▸ **DIRECTIONS FOR THIS TASK**: Produce a word-for-word copy of the listing below without its pictures.
* * *
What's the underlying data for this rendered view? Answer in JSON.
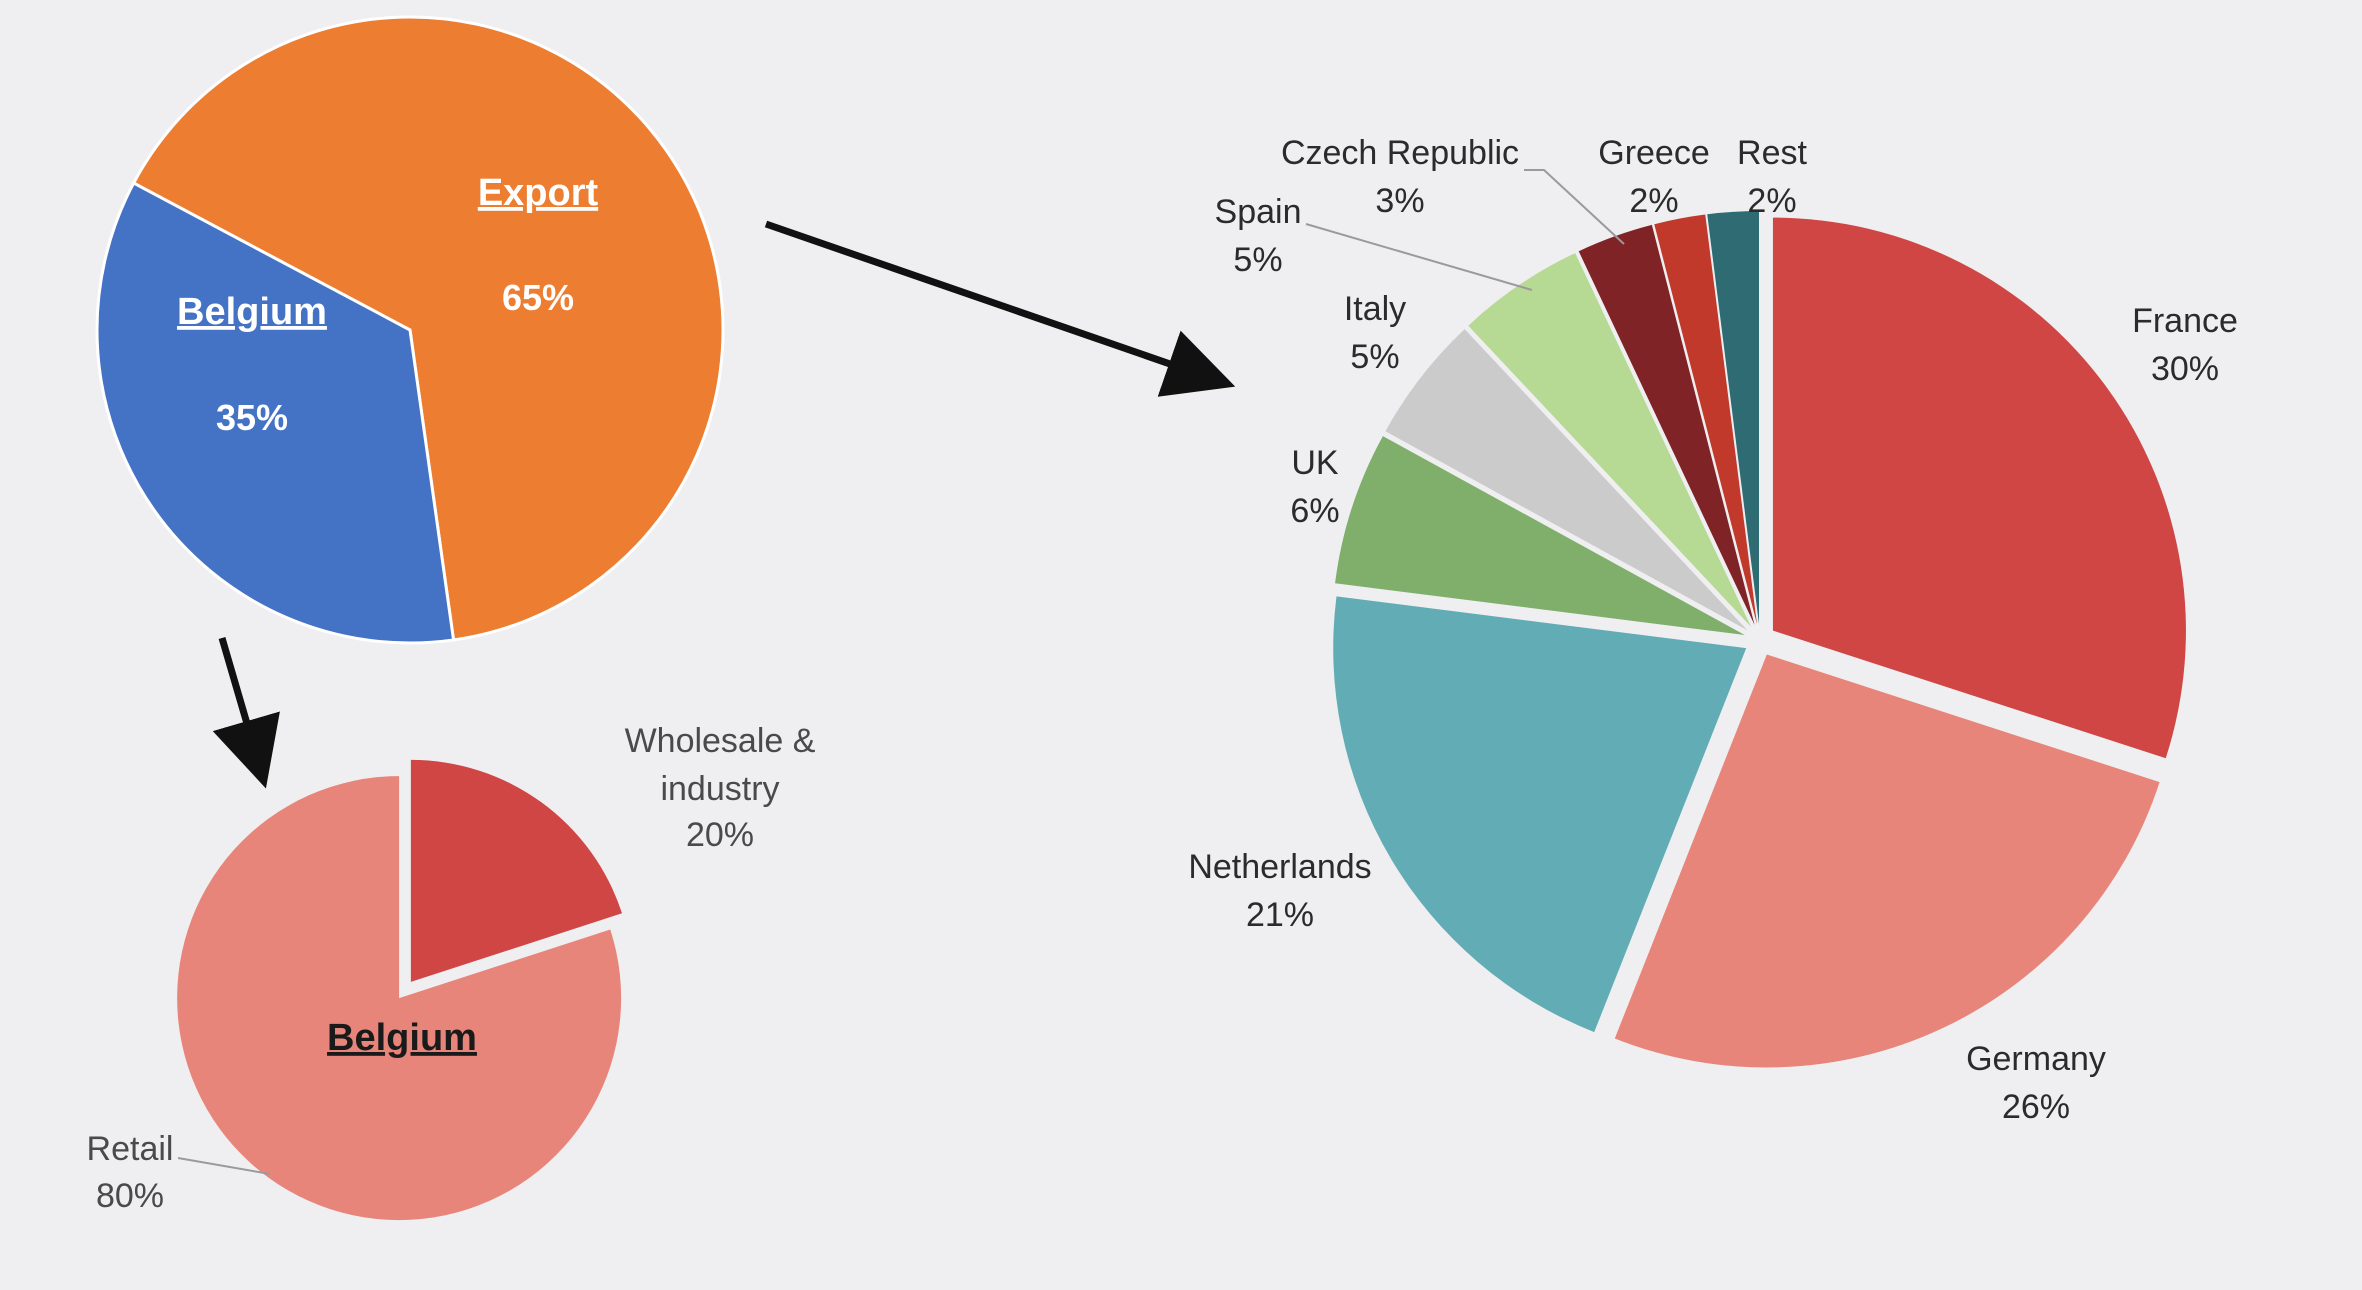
{
  "chart_data": [
    {
      "type": "pie",
      "id": "overview",
      "title": "",
      "slices": [
        {
          "label": "Export",
          "value": 65,
          "value_label": "65%",
          "color": "#ed7d31"
        },
        {
          "label": "Belgium",
          "value": 35,
          "value_label": "35%",
          "color": "#4472c4"
        }
      ]
    },
    {
      "type": "pie",
      "id": "belgium",
      "title": "Belgium",
      "slices": [
        {
          "label": "Wholesale &",
          "label2": "industry",
          "value": 20,
          "value_label": "20%",
          "color": "#cf4645"
        },
        {
          "label": "Retail",
          "value": 80,
          "value_label": "80%",
          "color": "#e8857a"
        }
      ]
    },
    {
      "type": "pie",
      "id": "export",
      "title": "",
      "slices": [
        {
          "label": "France",
          "value": 30,
          "value_label": "30%",
          "color": "#cf4645"
        },
        {
          "label": "Germany",
          "value": 26,
          "value_label": "26%",
          "color": "#e8857a"
        },
        {
          "label": "Netherlands",
          "value": 21,
          "value_label": "21%",
          "color": "#62adb5"
        },
        {
          "label": "UK",
          "value": 6,
          "value_label": "6%",
          "color": "#7faf6b"
        },
        {
          "label": "Italy",
          "value": 5,
          "value_label": "5%",
          "color": "#cbcbcb"
        },
        {
          "label": "Spain",
          "value": 5,
          "value_label": "5%",
          "color": "#b6d993"
        },
        {
          "label": "Czech Republic",
          "value": 3,
          "value_label": "3%",
          "color": "#7f2327"
        },
        {
          "label": "Greece",
          "value": 2,
          "value_label": "2%",
          "color": "#c0392b"
        },
        {
          "label": "Rest",
          "value": 2,
          "value_label": "2%",
          "color": "#2e6b73"
        }
      ]
    }
  ]
}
* * *
▸ **WRITTEN SOLUTION**:
What's the underlying data for this rendered view? Answer in JSON.
{
  "chart_data": [
    {
      "type": "pie",
      "id": "overview",
      "title": "",
      "slices": [
        {
          "label": "Export",
          "value": 65,
          "value_label": "65%",
          "color": "#ed7d31"
        },
        {
          "label": "Belgium",
          "value": 35,
          "value_label": "35%",
          "color": "#4472c4"
        }
      ]
    },
    {
      "type": "pie",
      "id": "belgium",
      "title": "Belgium",
      "slices": [
        {
          "label": "Wholesale &",
          "label2": "industry",
          "value": 20,
          "value_label": "20%",
          "color": "#cf4645"
        },
        {
          "label": "Retail",
          "value": 80,
          "value_label": "80%",
          "color": "#e8857a"
        }
      ]
    },
    {
      "type": "pie",
      "id": "export",
      "title": "",
      "slices": [
        {
          "label": "France",
          "value": 30,
          "value_label": "30%",
          "color": "#cf4645"
        },
        {
          "label": "Germany",
          "value": 26,
          "value_label": "26%",
          "color": "#e8857a"
        },
        {
          "label": "Netherlands",
          "value": 21,
          "value_label": "21%",
          "color": "#62adb5"
        },
        {
          "label": "UK",
          "value": 6,
          "value_label": "6%",
          "color": "#7faf6b"
        },
        {
          "label": "Italy",
          "value": 5,
          "value_label": "5%",
          "color": "#cbcbcb"
        },
        {
          "label": "Spain",
          "value": 5,
          "value_label": "5%",
          "color": "#b6d993"
        },
        {
          "label": "Czech Republic",
          "value": 3,
          "value_label": "3%",
          "color": "#7f2327"
        },
        {
          "label": "Greece",
          "value": 2,
          "value_label": "2%",
          "color": "#c0392b"
        },
        {
          "label": "Rest",
          "value": 2,
          "value_label": "2%",
          "color": "#2e6b73"
        }
      ]
    }
  ]
}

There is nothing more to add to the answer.